**TASK REQUIREMENTS:** Find the lines of data that contain the string "products", then list them.

**INFORMATION PROVIDED:**

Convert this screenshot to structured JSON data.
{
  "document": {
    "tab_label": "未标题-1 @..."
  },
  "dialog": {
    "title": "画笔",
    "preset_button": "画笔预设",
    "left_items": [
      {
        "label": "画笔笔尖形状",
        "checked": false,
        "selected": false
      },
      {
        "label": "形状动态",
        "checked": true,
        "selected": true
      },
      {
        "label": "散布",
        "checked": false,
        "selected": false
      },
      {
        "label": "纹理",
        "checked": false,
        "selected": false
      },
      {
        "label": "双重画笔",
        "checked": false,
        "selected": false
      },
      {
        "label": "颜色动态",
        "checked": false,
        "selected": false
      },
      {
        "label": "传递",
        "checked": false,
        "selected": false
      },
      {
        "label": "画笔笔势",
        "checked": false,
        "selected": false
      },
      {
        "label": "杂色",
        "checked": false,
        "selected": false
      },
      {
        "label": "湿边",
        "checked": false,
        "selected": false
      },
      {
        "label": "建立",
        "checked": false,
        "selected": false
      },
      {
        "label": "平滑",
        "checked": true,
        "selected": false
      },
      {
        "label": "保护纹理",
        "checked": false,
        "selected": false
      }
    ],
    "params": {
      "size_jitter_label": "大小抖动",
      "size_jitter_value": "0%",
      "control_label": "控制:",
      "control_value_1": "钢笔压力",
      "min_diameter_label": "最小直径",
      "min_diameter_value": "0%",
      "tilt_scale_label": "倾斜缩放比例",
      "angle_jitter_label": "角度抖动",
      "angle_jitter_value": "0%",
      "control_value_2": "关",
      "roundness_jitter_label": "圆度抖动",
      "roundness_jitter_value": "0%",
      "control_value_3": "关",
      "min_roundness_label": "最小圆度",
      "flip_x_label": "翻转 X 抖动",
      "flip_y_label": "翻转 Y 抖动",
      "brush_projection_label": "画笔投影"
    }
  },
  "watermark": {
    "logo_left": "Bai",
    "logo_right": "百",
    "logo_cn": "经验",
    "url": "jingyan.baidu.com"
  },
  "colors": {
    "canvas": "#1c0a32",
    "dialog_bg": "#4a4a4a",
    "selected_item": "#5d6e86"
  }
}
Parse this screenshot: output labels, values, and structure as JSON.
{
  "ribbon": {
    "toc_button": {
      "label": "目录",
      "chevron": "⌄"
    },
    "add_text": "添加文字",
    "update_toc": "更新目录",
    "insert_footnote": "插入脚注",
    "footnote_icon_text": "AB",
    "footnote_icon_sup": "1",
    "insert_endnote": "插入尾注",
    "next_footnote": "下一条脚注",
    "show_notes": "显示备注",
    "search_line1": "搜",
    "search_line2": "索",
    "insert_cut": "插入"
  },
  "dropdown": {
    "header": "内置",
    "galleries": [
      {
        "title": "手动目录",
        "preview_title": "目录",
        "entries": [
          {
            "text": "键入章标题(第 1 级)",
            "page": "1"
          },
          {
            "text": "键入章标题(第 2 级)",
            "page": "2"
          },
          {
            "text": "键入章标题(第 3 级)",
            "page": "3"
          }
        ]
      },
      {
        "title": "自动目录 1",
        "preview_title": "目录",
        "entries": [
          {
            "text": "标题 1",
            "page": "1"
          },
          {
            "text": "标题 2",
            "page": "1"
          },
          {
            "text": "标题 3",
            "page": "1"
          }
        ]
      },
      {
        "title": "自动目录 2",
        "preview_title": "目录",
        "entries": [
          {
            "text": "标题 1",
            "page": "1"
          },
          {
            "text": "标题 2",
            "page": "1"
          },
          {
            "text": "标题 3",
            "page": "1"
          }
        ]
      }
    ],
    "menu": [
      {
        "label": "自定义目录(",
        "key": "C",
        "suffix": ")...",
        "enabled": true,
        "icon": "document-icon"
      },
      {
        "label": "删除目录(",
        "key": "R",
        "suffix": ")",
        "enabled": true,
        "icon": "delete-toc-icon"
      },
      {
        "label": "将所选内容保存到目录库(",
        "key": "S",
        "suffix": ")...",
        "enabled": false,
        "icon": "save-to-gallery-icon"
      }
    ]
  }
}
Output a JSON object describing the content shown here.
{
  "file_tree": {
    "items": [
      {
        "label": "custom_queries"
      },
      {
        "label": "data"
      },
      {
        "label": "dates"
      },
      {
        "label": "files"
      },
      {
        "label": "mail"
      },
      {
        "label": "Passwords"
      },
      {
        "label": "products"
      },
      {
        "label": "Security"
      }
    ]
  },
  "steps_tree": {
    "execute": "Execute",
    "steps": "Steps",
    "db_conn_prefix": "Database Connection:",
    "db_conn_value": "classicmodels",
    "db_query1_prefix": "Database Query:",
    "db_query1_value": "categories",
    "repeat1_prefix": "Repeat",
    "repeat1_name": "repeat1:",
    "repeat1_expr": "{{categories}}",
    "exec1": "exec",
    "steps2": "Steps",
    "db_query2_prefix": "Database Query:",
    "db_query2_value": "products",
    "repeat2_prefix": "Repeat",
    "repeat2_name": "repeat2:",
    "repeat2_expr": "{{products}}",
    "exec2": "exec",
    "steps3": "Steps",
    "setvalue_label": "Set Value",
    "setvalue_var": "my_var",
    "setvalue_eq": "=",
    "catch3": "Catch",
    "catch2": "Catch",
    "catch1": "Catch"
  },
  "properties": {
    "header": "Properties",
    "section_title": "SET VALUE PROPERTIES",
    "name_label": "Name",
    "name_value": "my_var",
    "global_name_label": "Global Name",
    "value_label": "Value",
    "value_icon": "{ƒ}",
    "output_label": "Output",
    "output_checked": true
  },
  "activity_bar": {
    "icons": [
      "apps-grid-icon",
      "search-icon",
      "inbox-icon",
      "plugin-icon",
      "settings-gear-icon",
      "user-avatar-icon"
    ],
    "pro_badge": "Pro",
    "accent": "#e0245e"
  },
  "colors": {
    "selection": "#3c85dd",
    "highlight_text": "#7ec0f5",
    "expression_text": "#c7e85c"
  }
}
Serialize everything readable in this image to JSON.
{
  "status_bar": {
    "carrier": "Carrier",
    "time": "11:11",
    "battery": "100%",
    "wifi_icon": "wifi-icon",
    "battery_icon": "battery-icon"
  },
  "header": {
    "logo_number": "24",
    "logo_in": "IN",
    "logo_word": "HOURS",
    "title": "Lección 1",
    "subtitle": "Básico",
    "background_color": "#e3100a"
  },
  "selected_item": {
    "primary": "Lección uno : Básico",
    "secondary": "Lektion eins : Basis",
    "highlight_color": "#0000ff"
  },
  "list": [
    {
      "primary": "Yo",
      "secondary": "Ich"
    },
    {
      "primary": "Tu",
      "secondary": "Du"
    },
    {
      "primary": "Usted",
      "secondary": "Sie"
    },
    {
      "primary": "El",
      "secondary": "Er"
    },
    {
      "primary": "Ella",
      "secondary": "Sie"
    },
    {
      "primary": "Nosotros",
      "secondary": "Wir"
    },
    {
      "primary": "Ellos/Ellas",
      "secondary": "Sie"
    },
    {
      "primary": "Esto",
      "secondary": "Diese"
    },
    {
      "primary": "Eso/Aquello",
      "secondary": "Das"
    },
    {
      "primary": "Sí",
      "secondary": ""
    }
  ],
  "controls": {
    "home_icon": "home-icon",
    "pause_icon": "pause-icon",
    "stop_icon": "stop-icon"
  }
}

**TASK ANSWER:**
        "label": "products"
    "db_query2_value": "products",
    "repeat2_expr": "{{products}}",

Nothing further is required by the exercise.